REQUIRED WORK:
Omit every picture while repeating the entries exactly.

INPUT FOR THIS TASK:
********
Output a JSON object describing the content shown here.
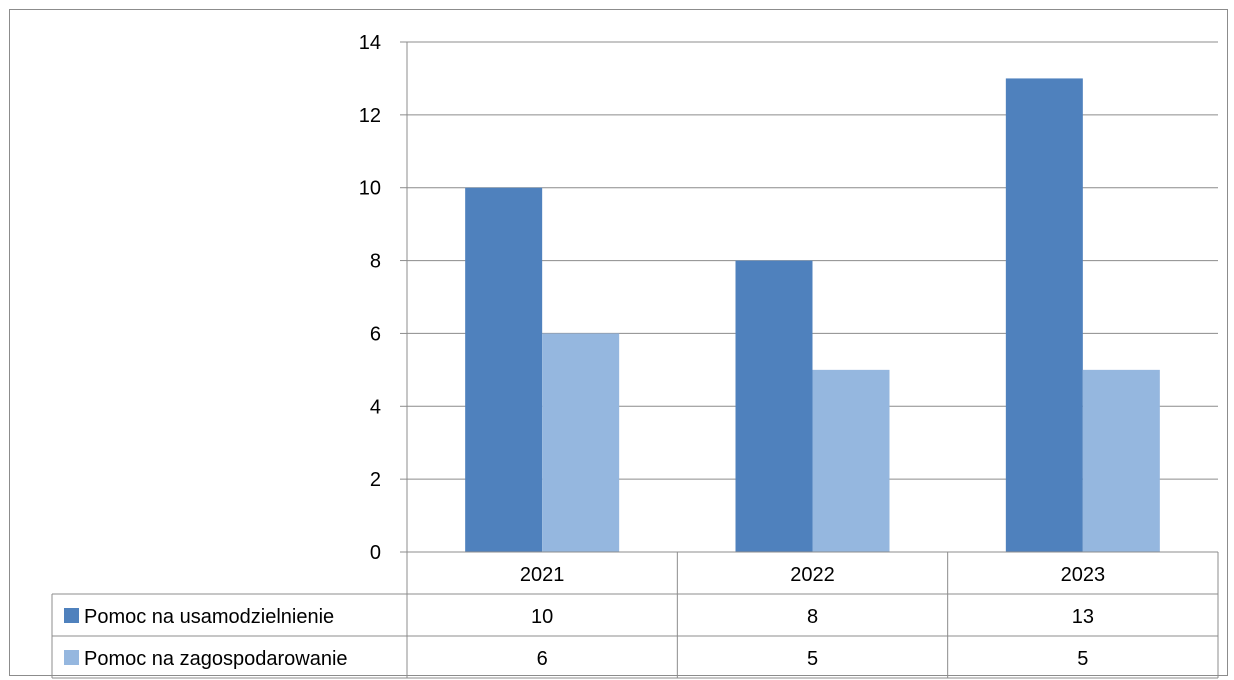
{
  "chart_data": {
    "type": "bar",
    "categories": [
      "2021",
      "2022",
      "2023"
    ],
    "series": [
      {
        "name": "Pomoc na usamodzielnienie",
        "values": [
          10,
          8,
          13
        ],
        "color": "#4f81bd"
      },
      {
        "name": "Pomoc na zagospodarowanie",
        "values": [
          6,
          5,
          5
        ],
        "color": "#95b7df"
      }
    ],
    "ylim": [
      0,
      14
    ],
    "yticks": [
      "0",
      "2",
      "4",
      "6",
      "8",
      "10",
      "12",
      "14"
    ],
    "grid": true,
    "data_table": true,
    "table_values": [
      [
        "10",
        "8",
        "13"
      ],
      [
        "6",
        "5",
        "5"
      ]
    ]
  }
}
********
RESPONSE TO THIS TASK:
Output a JSON object describing the content shown here.
{
  "chart_data": {
    "type": "bar",
    "categories": [
      "2021",
      "2022",
      "2023"
    ],
    "series": [
      {
        "name": "Pomoc na usamodzielnienie",
        "values": [
          10,
          8,
          13
        ],
        "color": "#4f81bd"
      },
      {
        "name": "Pomoc na zagospodarowanie",
        "values": [
          6,
          5,
          5
        ],
        "color": "#95b7df"
      }
    ],
    "ylim": [
      0,
      14
    ],
    "yticks": [
      "0",
      "2",
      "4",
      "6",
      "8",
      "10",
      "12",
      "14"
    ],
    "grid": true,
    "data_table": true,
    "table_values": [
      [
        "10",
        "8",
        "13"
      ],
      [
        "6",
        "5",
        "5"
      ]
    ]
  }
}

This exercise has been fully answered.